● EXERCISE DETAILS:
Below are records; state how many of their lines hold the word "Staff", and give only the figure.

● WORKING DATA:
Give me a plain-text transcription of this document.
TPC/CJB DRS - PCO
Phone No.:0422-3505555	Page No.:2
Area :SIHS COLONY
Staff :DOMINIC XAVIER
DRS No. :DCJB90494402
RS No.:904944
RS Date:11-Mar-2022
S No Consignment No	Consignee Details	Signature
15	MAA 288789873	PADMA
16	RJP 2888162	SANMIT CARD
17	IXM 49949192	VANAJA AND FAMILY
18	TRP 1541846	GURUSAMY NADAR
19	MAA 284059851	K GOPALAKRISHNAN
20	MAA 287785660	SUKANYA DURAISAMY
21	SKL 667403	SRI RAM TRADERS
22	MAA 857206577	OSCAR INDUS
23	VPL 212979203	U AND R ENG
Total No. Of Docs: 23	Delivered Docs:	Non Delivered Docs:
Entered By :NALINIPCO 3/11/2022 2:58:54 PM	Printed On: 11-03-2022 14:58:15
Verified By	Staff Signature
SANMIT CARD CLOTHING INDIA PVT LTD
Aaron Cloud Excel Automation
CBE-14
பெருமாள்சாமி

● FULL ANSWER:
2